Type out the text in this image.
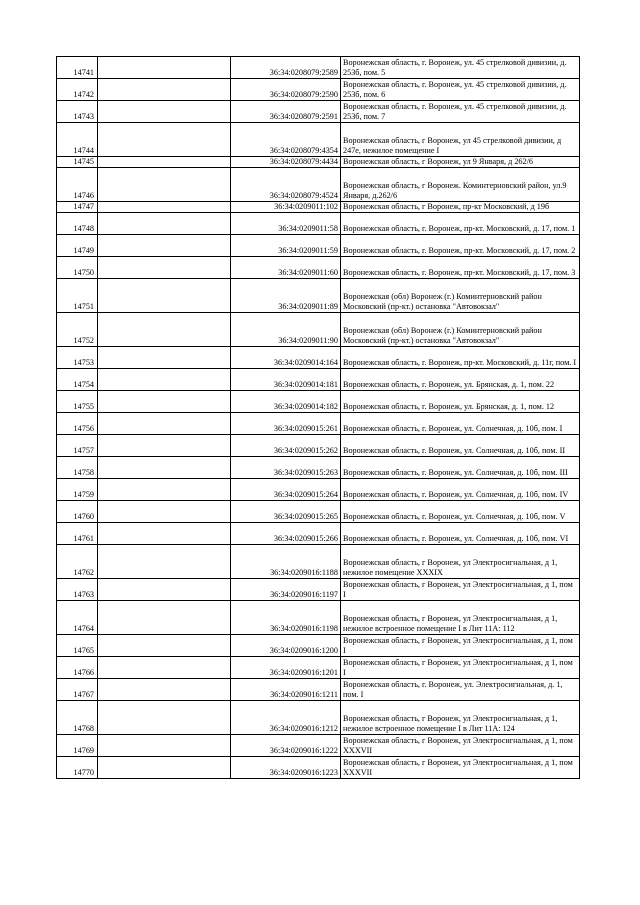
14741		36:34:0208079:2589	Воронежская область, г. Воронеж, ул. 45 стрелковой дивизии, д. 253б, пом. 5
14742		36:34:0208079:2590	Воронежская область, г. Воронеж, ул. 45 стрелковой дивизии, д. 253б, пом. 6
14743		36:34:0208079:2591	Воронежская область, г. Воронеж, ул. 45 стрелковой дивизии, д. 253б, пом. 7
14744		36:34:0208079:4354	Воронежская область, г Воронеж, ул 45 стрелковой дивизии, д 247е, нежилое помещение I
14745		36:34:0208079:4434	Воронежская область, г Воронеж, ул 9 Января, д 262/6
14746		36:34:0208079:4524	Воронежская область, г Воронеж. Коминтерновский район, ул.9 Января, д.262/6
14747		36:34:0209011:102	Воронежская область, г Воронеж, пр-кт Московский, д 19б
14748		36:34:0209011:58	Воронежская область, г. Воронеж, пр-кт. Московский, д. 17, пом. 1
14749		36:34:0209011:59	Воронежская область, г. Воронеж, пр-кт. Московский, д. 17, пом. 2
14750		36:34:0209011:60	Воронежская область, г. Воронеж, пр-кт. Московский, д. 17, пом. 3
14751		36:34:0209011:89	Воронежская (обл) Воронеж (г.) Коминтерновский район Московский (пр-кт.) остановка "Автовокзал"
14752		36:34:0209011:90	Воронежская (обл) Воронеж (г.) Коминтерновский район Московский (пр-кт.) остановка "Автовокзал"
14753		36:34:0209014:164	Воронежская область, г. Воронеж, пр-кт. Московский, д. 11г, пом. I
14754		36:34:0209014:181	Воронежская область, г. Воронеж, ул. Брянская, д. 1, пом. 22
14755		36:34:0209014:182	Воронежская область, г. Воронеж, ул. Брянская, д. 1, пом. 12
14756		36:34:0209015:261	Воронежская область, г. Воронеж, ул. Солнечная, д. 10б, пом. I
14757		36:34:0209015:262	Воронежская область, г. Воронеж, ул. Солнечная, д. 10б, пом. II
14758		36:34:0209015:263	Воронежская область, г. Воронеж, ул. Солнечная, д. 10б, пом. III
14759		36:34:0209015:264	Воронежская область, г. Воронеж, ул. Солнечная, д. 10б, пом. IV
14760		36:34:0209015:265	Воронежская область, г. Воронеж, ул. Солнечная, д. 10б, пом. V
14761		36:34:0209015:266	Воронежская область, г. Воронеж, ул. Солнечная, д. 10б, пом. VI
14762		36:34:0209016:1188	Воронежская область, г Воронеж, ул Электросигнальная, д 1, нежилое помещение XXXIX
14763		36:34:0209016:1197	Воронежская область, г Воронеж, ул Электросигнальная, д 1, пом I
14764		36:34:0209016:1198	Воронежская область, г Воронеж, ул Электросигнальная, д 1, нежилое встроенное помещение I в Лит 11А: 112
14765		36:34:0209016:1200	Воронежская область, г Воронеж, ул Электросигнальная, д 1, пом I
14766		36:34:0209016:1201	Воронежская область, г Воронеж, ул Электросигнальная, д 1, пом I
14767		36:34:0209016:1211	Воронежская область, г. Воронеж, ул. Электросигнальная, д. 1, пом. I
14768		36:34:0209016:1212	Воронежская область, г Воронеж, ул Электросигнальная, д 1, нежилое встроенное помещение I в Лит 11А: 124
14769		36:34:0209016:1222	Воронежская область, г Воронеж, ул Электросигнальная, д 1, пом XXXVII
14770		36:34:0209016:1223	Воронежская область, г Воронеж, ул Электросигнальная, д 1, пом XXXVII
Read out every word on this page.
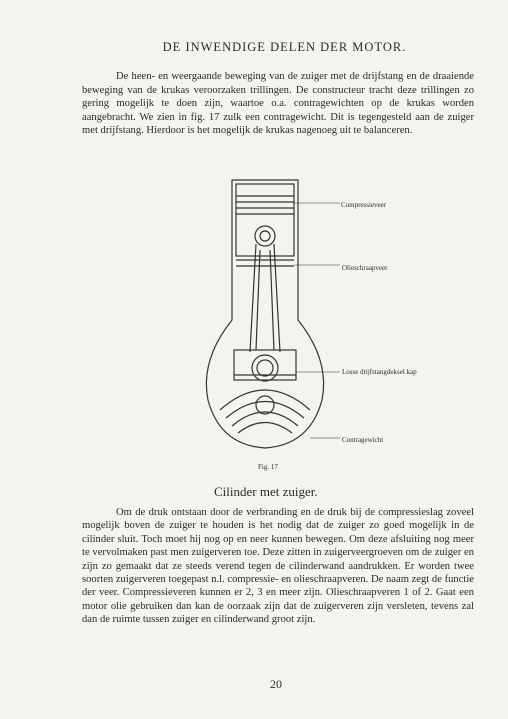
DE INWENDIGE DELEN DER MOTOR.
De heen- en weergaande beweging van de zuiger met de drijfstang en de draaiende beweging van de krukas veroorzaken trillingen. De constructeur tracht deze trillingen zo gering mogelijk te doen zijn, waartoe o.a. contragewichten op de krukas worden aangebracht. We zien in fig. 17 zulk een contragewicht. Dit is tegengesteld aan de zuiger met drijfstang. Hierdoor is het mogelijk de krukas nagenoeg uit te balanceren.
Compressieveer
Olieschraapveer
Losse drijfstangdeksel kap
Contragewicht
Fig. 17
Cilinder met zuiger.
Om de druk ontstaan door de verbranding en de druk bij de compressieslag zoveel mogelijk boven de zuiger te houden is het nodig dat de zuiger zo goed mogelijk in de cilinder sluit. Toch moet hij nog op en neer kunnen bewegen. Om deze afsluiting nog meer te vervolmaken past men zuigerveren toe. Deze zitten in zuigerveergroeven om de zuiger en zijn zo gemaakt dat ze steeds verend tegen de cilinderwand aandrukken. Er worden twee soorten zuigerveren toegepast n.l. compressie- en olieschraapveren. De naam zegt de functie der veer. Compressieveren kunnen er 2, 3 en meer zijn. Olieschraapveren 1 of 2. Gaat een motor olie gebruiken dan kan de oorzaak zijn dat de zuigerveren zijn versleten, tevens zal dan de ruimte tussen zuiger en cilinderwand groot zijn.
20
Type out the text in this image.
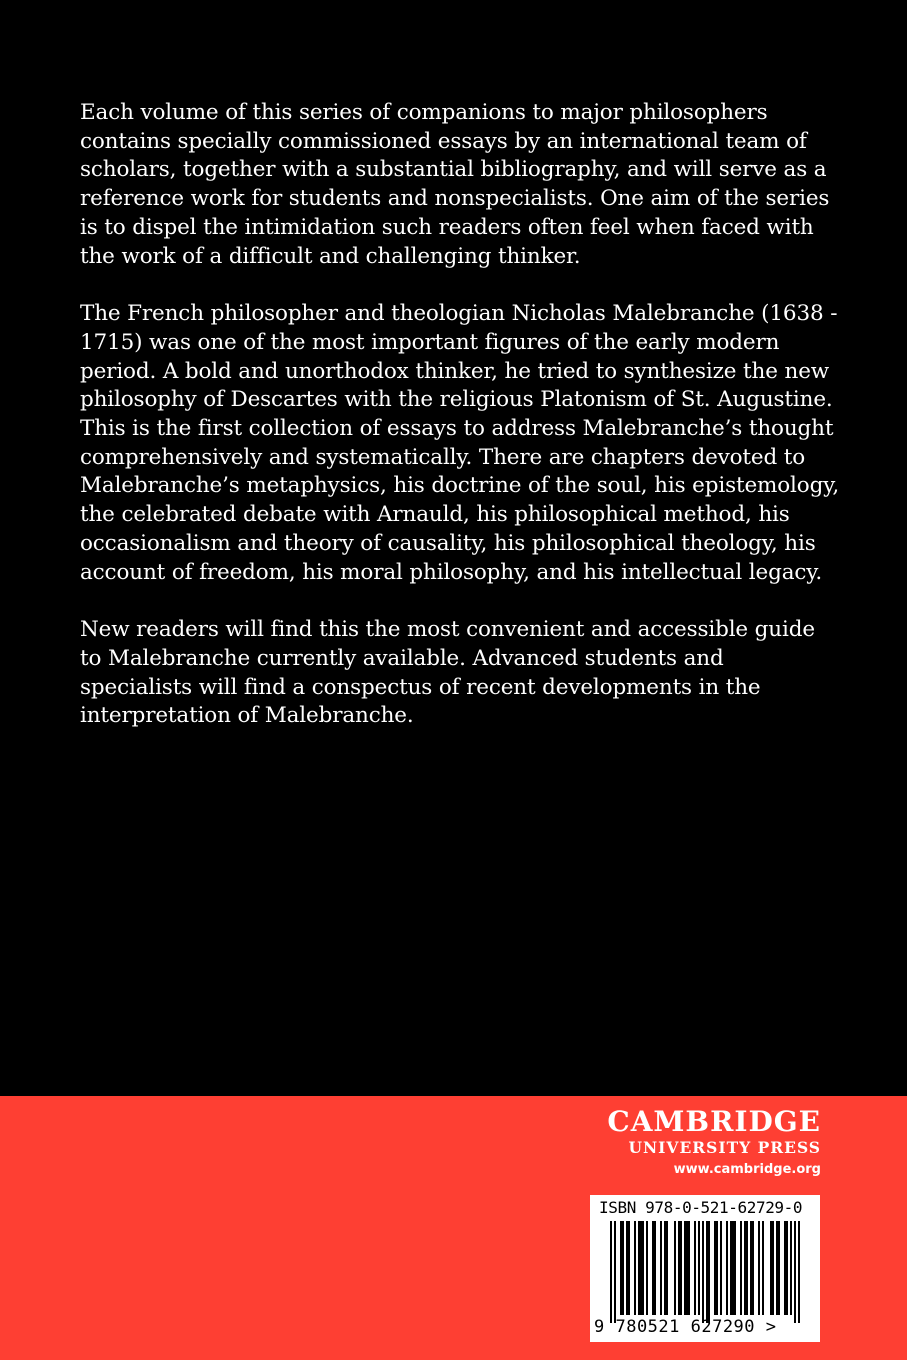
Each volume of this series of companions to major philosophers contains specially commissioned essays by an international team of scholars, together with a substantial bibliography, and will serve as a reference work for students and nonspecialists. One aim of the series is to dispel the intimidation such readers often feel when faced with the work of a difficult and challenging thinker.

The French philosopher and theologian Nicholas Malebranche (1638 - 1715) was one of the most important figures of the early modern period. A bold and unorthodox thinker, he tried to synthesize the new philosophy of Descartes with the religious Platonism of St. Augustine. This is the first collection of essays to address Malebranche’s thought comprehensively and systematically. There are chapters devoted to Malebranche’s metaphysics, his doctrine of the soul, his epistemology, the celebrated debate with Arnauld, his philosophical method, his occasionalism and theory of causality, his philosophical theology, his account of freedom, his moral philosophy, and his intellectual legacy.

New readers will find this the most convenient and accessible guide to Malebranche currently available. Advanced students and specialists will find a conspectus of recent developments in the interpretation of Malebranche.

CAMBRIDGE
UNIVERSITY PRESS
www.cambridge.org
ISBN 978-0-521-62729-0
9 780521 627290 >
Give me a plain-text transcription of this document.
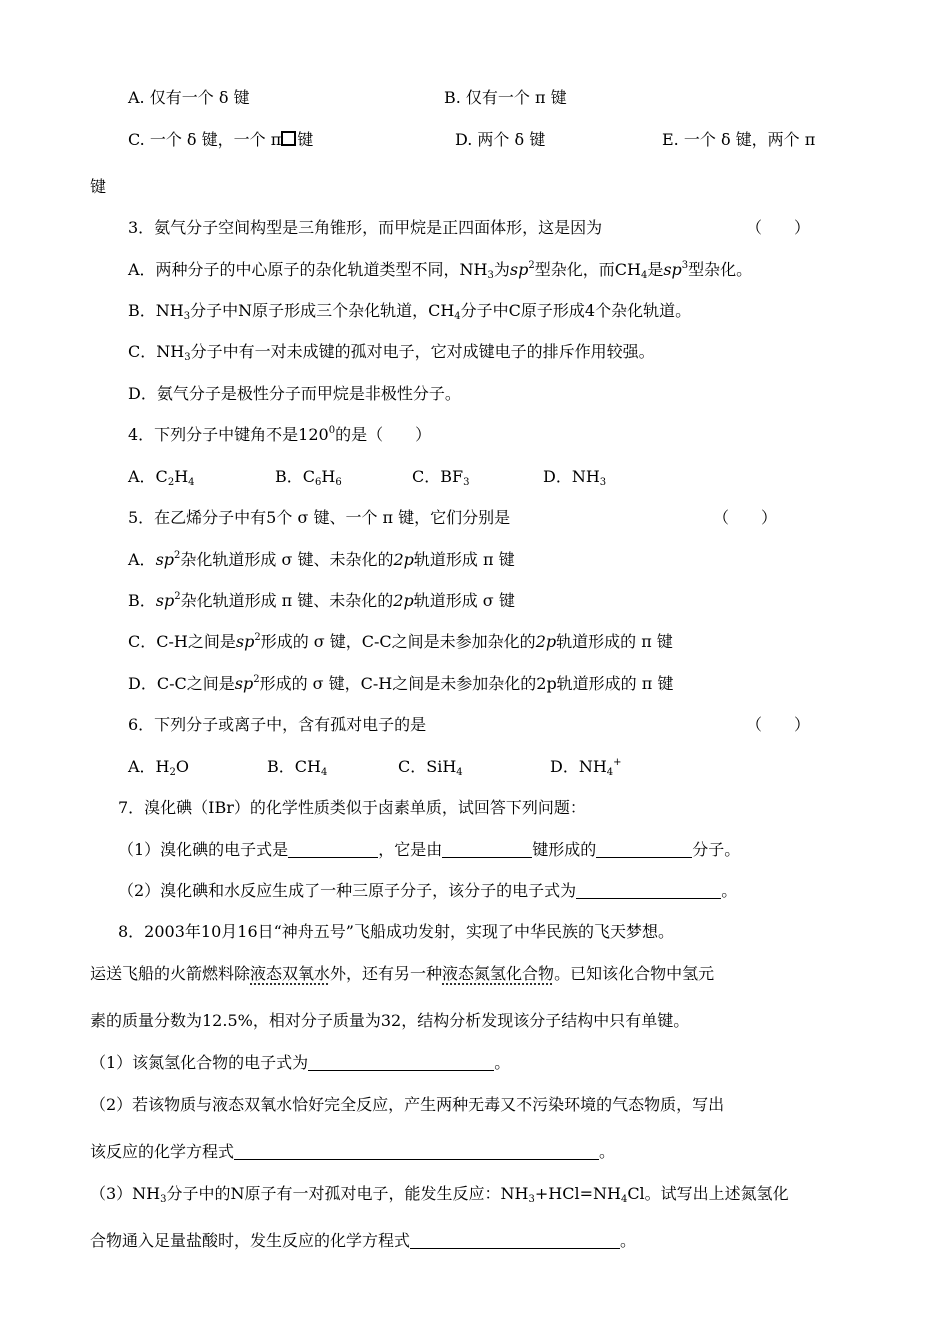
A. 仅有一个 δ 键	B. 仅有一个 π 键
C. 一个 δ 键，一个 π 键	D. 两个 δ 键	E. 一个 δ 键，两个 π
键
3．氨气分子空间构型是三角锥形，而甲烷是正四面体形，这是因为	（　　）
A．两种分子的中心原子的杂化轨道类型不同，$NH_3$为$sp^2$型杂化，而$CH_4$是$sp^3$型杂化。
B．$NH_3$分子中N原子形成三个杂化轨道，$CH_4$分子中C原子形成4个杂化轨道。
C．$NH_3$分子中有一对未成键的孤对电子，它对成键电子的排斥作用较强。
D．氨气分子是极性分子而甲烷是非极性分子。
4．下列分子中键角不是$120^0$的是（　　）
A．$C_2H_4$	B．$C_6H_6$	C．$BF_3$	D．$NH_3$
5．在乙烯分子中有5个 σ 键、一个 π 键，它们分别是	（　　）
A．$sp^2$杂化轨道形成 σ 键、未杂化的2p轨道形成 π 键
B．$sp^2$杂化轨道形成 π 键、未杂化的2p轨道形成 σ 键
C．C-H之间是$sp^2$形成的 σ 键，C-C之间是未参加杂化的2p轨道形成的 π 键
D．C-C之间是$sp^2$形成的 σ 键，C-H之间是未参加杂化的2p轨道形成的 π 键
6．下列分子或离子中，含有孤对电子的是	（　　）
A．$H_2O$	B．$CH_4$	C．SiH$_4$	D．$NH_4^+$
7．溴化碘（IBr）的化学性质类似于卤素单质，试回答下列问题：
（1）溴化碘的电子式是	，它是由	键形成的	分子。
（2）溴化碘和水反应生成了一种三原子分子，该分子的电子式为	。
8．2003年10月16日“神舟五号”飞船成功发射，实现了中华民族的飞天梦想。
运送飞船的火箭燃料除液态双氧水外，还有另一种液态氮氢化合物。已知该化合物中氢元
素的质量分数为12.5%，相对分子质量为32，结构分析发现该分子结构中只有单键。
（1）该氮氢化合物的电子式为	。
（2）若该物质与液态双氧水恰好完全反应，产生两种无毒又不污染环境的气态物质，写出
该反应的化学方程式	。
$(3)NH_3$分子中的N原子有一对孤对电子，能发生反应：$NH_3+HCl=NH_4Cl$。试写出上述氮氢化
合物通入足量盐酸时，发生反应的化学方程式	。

> TASK DETAILS: Filter the entries above down to the lines containing the word "остановка".

> THE REPLY:
14751		36:34:0209011:89	Воронежская (обл) Воронеж (г.) Коминтерновский район Московский (пр-кт.) остановка "Автовокзал"
14752		36:34:0209011:90	Воронежская (обл) Воронеж (г.) Коминтерновский район Московский (пр-кт.) остановка "Автовокзал"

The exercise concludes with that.